=== Task goal ===
Copy the data exactly; pictures stay out of the copy.

··· Data for the task ···

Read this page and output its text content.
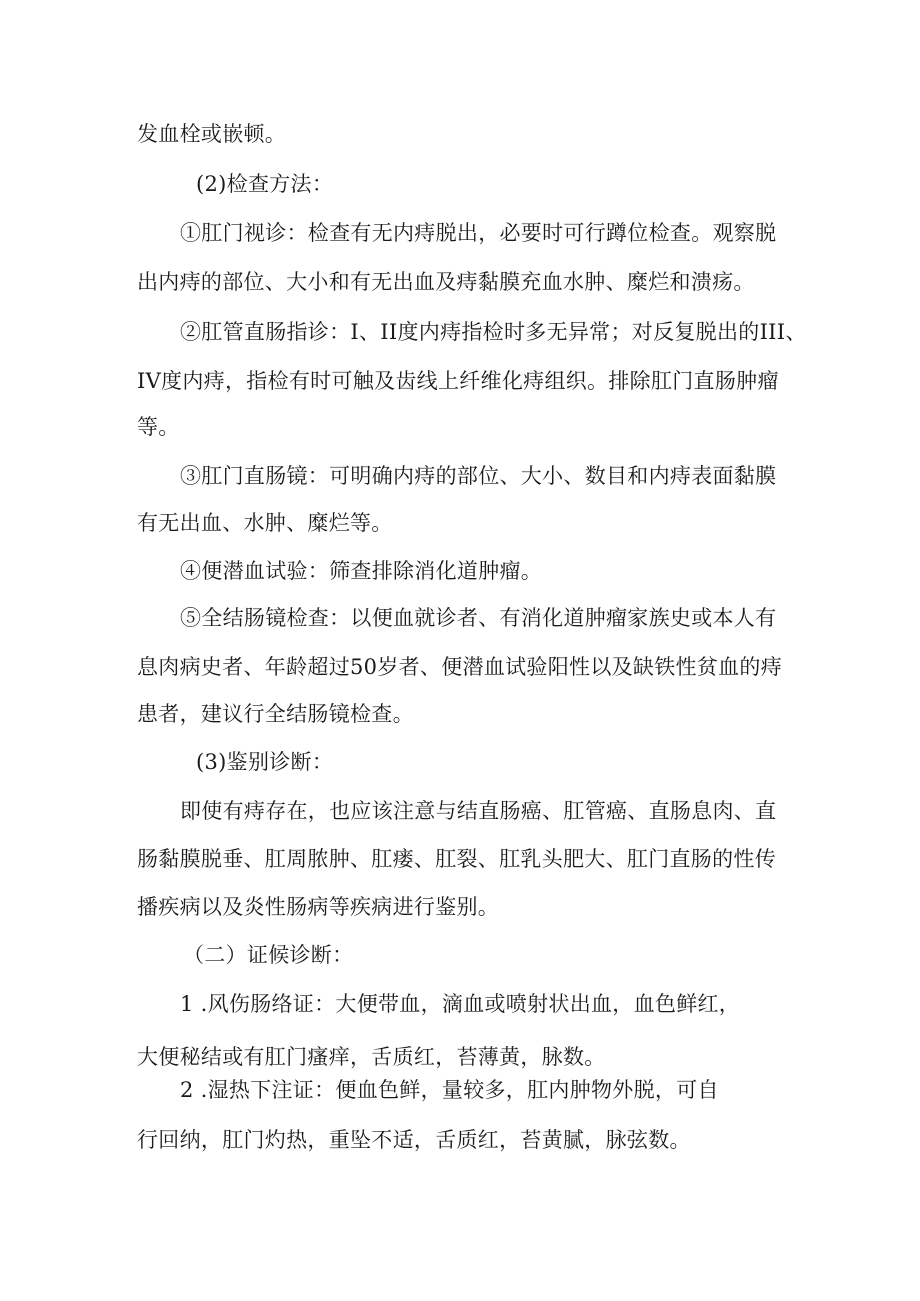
发血栓或嵌顿。
(2)检查方法：
①肛门视诊：检查有无内痔脱出，必要时可行蹲位检查。观察脱
出内痔的部位、大小和有无出血及痔黏膜充血水肿、糜烂和溃疡。
②肛管直肠指诊：I、II度内痔指检时多无异常；对反复脱出的III、
IV度内痔，指检有时可触及齿线上纤维化痔组织。排除肛门直肠肿瘤
等。
③肛门直肠镜：可明确内痔的部位、大小、数目和内痔表面黏膜
有无出血、水肿、糜烂等。
④便潜血试验：筛查排除消化道肿瘤。
⑤全结肠镜检查：以便血就诊者、有消化道肿瘤家族史或本人有
息肉病史者、年龄超过50岁者、便潜血试验阳性以及缺铁性贫血的痔
患者，建议行全结肠镜检查。
(3)鉴别诊断：
即使有痔存在，也应该注意与结直肠癌、肛管癌、直肠息肉、直
肠黏膜脱垂、肛周脓肿、肛瘘、肛裂、肛乳头肥大、肛门直肠的性传
播疾病以及炎性肠病等疾病进行鉴别。
（二）证候诊断：
1 .风伤肠络证：大便带血，滴血或喷射状出血，血色鲜红，
大便秘结或有肛门瘙痒，舌质红，苔薄黄，脉数。
2 .湿热下注证：便血色鲜，量较多，肛内肿物外脱，可自
行回纳，肛门灼热，重坠不适，舌质红，苔黄腻，脉弦数。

···

=== Task response ===
Read this page and output its text content.
发血栓或嵌顿。
(2)检查方法：
①肛门视诊：检查有无内痔脱出，必要时可行蹲位检查。观察脱
出内痔的部位、大小和有无出血及痔黏膜充血水肿、糜烂和溃疡。
②肛管直肠指诊：I、II度内痔指检时多无异常；对反复脱出的III、
IV度内痔，指检有时可触及齿线上纤维化痔组织。排除肛门直肠肿瘤
等。
③肛门直肠镜：可明确内痔的部位、大小、数目和内痔表面黏膜
有无出血、水肿、糜烂等。
④便潜血试验：筛查排除消化道肿瘤。
⑤全结肠镜检查：以便血就诊者、有消化道肿瘤家族史或本人有
息肉病史者、年龄超过50岁者、便潜血试验阳性以及缺铁性贫血的痔
患者，建议行全结肠镜检查。
(3)鉴别诊断：
即使有痔存在，也应该注意与结直肠癌、肛管癌、直肠息肉、直
肠黏膜脱垂、肛周脓肿、肛瘘、肛裂、肛乳头肥大、肛门直肠的性传
播疾病以及炎性肠病等疾病进行鉴别。
（二）证候诊断：
1 .风伤肠络证：大便带血，滴血或喷射状出血，血色鲜红，
大便秘结或有肛门瘙痒，舌质红，苔薄黄，脉数。
2 .湿热下注证：便血色鲜，量较多，肛内肿物外脱，可自
行回纳，肛门灼热，重坠不适，舌质红，苔黄腻，脉弦数。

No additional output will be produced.